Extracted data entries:

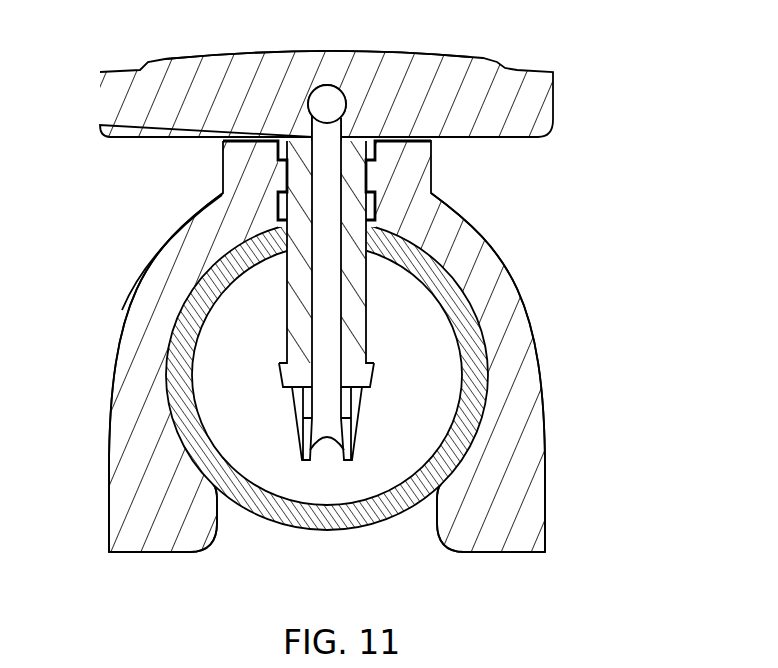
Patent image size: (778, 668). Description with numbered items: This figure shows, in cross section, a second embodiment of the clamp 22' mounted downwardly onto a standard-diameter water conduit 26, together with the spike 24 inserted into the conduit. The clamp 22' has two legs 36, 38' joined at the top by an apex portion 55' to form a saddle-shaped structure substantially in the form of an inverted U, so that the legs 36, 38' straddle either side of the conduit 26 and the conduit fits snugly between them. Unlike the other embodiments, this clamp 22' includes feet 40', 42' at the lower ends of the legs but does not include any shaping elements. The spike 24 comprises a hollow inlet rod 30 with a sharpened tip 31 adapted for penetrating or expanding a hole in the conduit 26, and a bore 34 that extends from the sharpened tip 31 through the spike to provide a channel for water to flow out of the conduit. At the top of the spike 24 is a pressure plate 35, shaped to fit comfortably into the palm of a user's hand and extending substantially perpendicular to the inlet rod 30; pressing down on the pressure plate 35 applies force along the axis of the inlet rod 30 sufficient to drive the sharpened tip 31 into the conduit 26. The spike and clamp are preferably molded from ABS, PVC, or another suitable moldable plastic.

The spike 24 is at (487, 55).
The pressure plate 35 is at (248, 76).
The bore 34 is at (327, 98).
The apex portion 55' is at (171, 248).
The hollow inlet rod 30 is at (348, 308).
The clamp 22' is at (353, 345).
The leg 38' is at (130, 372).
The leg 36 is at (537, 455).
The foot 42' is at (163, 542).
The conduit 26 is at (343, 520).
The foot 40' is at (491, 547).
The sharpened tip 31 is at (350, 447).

---

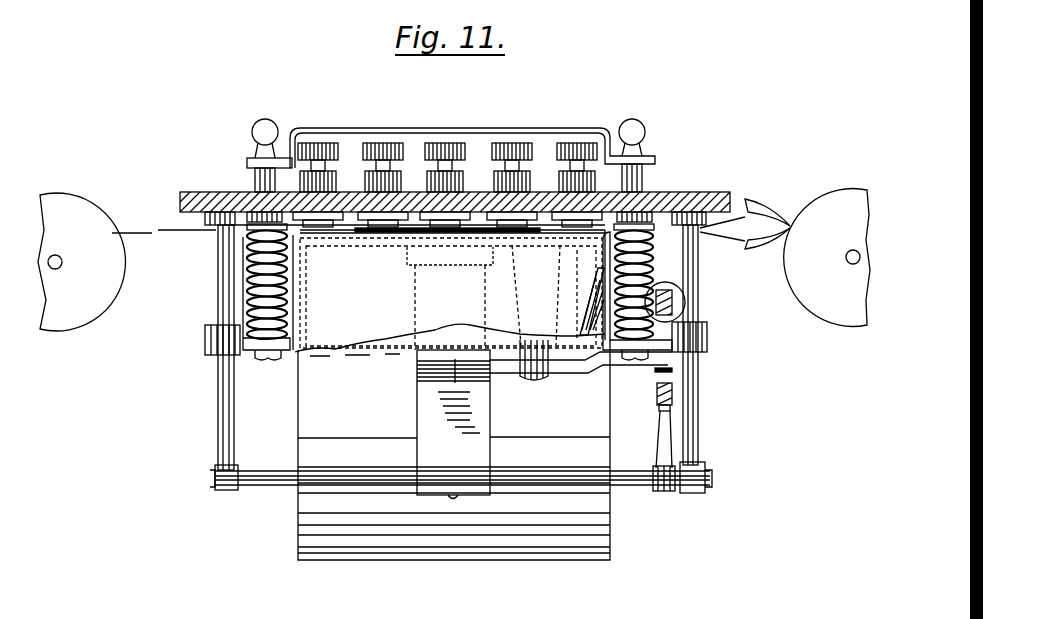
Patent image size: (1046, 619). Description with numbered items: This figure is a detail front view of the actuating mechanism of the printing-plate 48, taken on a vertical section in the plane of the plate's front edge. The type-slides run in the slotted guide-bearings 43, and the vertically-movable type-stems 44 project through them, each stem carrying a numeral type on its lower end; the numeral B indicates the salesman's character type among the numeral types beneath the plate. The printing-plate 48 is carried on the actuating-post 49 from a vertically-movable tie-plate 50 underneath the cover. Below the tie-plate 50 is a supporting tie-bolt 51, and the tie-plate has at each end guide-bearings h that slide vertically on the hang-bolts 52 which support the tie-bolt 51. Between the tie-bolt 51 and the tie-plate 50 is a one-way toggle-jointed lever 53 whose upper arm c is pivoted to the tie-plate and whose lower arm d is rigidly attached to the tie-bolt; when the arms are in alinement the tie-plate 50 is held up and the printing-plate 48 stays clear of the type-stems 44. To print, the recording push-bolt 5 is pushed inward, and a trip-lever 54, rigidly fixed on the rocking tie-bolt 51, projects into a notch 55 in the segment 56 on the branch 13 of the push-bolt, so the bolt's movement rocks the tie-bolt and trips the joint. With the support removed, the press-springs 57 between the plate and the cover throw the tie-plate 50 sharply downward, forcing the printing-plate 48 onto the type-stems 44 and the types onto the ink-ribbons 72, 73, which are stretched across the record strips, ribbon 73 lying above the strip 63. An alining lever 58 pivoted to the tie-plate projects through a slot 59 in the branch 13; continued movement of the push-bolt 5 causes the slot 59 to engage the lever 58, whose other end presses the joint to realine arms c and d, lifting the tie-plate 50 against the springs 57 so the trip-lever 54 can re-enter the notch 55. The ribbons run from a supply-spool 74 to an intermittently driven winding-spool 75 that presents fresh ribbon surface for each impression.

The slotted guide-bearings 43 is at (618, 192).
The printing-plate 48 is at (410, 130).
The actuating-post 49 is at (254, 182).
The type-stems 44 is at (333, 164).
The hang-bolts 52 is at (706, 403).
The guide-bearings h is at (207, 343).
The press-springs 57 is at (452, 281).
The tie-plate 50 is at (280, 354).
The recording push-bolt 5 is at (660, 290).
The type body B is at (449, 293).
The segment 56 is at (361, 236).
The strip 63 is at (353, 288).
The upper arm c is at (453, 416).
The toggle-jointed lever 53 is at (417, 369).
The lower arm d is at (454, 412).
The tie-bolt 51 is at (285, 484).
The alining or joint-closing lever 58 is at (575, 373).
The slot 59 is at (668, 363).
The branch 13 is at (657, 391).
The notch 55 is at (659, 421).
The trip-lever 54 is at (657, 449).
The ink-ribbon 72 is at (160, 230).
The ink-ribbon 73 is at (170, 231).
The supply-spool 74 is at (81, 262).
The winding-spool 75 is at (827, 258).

• Written task: Copy the stretch from the line containing "Patent image size: (778, 668)." through the line containing "The pressure plate 35 is at (248, 76).", replacing "conduit" with "pipe" and keeping everything else the same.

• Full answer:
Patent image size: (778, 668). Description with numbered items: This figure shows, in cross section, a second embodiment of the clamp 22' mounted downwardly onto a standard-diameter water pipe 26, together with the spike 24 inserted into the pipe. The clamp 22' has two legs 36, 38' joined at the top by an apex portion 55' to form a saddle-shaped structure substantially in the form of an inverted U, so that the legs 36, 38' straddle either side of the pipe 26 and the pipe fits snugly between them. Unlike the other embodiments, this clamp 22' includes feet 40', 42' at the lower ends of the legs but does not include any shaping elements. The spike 24 comprises a hollow inlet rod 30 with a sharpened tip 31 adapted for penetrating or expanding a hole in the pipe 26, and a bore 34 that extends from the sharpened tip 31 through the spike to provide a channel for water to flow out of the pipe. At the top of the spike 24 is a pressure plate 35, shaped to fit comfortably into the palm of a user's hand and extending substantially perpendicular to the inlet rod 30; pressing down on the pressure plate 35 applies force along the axis of the inlet rod 30 sufficient to drive the sharpened tip 31 into the pipe 26. The spike and clamp are preferably molded from ABS, PVC, or another suitable moldable plastic.

The spike 24 is at (487, 55).
The pressure plate 35 is at (248, 76).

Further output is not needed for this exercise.